List every line in this data where the string "name" occurs.

— begin Stored records —

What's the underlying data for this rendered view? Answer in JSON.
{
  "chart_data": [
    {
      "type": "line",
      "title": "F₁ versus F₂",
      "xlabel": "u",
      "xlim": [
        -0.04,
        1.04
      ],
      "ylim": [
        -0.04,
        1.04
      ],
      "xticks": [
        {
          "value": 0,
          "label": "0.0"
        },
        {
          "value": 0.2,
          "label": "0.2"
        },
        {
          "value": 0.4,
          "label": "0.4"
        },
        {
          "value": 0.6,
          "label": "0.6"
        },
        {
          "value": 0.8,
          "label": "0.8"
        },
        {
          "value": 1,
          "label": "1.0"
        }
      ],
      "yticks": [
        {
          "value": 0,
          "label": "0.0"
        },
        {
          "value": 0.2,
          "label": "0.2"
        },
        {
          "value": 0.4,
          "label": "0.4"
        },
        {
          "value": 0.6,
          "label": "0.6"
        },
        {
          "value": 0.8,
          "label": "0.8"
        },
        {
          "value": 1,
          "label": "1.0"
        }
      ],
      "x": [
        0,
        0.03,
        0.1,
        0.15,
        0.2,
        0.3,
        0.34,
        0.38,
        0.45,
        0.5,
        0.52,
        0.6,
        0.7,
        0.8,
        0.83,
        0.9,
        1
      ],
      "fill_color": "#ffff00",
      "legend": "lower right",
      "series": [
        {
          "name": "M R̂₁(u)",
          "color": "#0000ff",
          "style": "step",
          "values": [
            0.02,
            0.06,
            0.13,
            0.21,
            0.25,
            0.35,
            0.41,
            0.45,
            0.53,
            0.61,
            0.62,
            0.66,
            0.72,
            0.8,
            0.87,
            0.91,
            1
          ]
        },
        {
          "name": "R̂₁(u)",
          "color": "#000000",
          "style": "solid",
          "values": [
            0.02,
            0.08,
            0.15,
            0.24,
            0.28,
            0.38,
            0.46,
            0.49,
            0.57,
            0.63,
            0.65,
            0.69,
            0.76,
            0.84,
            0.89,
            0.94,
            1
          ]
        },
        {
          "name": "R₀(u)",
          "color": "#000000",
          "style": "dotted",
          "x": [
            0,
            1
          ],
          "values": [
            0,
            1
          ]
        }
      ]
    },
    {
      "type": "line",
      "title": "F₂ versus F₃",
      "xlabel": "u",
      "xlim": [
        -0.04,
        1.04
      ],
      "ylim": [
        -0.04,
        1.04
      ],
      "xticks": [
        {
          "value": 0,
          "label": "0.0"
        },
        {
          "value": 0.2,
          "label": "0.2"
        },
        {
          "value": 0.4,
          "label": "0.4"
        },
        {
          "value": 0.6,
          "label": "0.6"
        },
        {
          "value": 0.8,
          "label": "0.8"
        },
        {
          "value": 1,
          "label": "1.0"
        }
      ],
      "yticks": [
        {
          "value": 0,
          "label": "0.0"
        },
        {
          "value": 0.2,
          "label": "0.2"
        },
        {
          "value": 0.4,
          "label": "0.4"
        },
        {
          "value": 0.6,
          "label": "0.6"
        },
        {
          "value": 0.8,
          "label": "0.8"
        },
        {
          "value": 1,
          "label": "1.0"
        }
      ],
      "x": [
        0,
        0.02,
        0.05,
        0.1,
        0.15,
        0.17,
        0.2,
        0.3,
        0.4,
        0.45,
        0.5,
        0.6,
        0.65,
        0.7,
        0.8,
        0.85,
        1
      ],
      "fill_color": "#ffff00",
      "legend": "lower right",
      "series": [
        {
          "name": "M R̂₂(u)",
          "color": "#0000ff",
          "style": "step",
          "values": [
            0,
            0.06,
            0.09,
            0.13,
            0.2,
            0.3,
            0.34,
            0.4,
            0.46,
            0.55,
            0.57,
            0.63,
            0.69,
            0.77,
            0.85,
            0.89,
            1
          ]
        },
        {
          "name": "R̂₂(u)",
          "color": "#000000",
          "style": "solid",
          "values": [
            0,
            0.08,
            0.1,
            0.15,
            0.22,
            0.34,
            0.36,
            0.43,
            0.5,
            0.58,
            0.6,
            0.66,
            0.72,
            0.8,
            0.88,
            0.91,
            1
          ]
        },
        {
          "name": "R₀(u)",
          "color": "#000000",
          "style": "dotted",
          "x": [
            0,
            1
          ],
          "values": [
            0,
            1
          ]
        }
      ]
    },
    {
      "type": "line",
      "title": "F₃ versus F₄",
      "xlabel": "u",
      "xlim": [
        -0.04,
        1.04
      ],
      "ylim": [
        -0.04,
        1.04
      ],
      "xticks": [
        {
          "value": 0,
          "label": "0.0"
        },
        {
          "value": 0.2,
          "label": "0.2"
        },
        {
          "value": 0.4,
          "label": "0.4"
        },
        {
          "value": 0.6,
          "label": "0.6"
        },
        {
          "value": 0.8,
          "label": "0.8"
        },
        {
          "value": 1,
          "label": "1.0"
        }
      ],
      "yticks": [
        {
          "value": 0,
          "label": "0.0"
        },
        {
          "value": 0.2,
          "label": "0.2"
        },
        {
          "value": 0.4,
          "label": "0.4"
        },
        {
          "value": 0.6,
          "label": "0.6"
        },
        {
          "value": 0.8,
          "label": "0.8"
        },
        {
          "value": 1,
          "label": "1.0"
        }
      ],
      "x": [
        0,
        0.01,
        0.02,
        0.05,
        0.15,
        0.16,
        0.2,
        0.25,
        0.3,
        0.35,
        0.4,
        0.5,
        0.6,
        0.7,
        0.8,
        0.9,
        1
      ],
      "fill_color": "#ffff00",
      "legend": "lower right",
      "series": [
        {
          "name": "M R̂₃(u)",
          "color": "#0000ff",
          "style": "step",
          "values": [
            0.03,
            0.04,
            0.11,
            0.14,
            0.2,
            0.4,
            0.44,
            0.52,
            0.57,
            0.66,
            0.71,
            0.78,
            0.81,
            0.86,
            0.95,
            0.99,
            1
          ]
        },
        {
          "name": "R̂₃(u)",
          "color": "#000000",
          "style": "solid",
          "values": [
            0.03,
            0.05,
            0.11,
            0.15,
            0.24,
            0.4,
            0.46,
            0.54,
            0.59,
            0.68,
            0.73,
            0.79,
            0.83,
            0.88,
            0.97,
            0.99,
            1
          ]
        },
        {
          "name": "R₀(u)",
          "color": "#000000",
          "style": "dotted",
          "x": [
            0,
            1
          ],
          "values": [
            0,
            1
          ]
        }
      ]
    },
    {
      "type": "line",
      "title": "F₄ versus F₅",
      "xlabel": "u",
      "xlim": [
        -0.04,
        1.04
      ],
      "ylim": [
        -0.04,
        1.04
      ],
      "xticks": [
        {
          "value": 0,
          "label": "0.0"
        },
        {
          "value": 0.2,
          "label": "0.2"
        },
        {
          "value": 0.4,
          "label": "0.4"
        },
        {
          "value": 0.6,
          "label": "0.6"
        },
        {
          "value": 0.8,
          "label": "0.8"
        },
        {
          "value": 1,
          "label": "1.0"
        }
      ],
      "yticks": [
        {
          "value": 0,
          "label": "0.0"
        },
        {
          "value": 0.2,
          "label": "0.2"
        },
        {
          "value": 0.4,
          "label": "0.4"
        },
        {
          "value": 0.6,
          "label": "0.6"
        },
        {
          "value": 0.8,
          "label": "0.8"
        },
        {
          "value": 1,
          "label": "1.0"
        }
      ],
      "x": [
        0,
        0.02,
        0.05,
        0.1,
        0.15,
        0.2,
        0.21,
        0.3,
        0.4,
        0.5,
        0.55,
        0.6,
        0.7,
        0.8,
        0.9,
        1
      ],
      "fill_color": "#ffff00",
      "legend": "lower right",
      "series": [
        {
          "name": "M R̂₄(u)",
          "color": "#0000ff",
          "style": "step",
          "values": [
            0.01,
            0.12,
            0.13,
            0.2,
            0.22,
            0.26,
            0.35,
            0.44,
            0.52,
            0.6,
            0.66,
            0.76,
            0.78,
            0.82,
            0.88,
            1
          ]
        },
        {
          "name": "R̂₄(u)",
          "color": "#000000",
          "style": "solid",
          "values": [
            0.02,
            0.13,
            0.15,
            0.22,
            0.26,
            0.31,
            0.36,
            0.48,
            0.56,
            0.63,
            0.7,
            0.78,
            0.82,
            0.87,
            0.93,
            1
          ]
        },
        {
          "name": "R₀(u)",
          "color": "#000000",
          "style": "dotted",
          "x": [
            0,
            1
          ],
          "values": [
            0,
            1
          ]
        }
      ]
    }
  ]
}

— end Stored records —

• **Result**
          "name": "M R̂₁(u)",
          "name": "R̂₁(u)",
          "name": "R₀(u)",
          "name": "M R̂₂(u)",
          "name": "R̂₂(u)",
          "name": "R₀(u)",
          "name": "M R̂₃(u)",
          "name": "R̂₃(u)",
          "name": "R₀(u)",
          "name": "M R̂₄(u)",
          "name": "R̂₄(u)",
          "name": "R₀(u)",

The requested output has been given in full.